* Start Document section *
This notebook was prepared by Donne Martin. Source and license info is on GitHub.

Solution Notebook

Constraints

  • Can we assume the string is ASCII?
    • Yes
    • Note: Unicode strings could require special handling depending on your language
  • Is whitespace important?
    • Yes
  • Is this case sensitive? 'Nib', 'bin' is not a match?
    • Yes
  • Can we use additional data structures?
    • Yes
  • Can we assume this fits in memory?
    • Yes

Test Cases

  • One or more None inputs -> False
  • One or more empty strings -> False
  • 'Nib', 'bin' -> False
  • 'act', 'cat' -> True
  • 'a ct', 'ca t' -> True
  • 'dog', 'doggo' -> False

Algorithm: Compare Sorted Strings

Permutations contain the same strings but in different orders. This approach could be slow for large strings due to sorting.

  • Sort both strings
  • If both sorted strings are equal
    • return True
  • Else
    • return False

Complexity:

  • Time: O(n log n) from the sort, in general
  • Space: O(n)

Code: Compare Sorted Strings

In [1]:
class Permutations(object):

    def is_permutation(self, str1, str2):
        if str1 is None or str2 is None:
            return False
        return sorted(str1) == sorted(str2)

Algorithm: Hash Map Lookup

We'll keep a hash map (dict) to keep track of characters we encounter.
* End Document section *
* Start Provided data *
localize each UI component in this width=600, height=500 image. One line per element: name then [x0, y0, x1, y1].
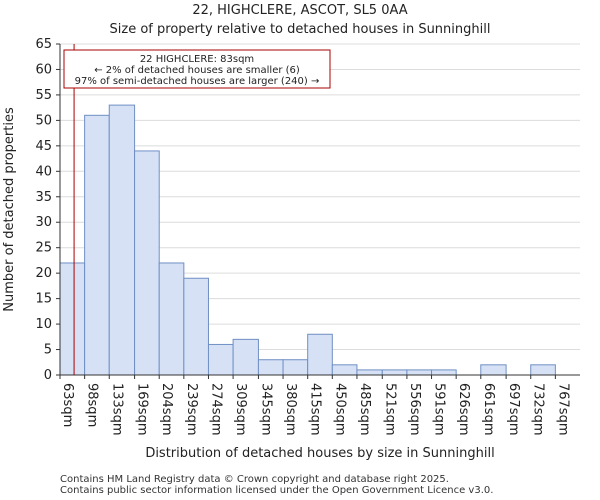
* End Provided data *
--- To do ---
Copy the passage of the string permutation notebook that begins at the words "This notebook was" and stops after "Is whitespace important?", swapping "ASCII" for "Latin-1".

--- Reply to the task ---
This notebook was prepared by Donne Martin. Source and license info is on GitHub.

Solution Notebook

Constraints

  • Can we assume the string is Latin-1?
    • Yes
    • Note: Unicode strings could require special handling depending on your language
  • Is whitespace important?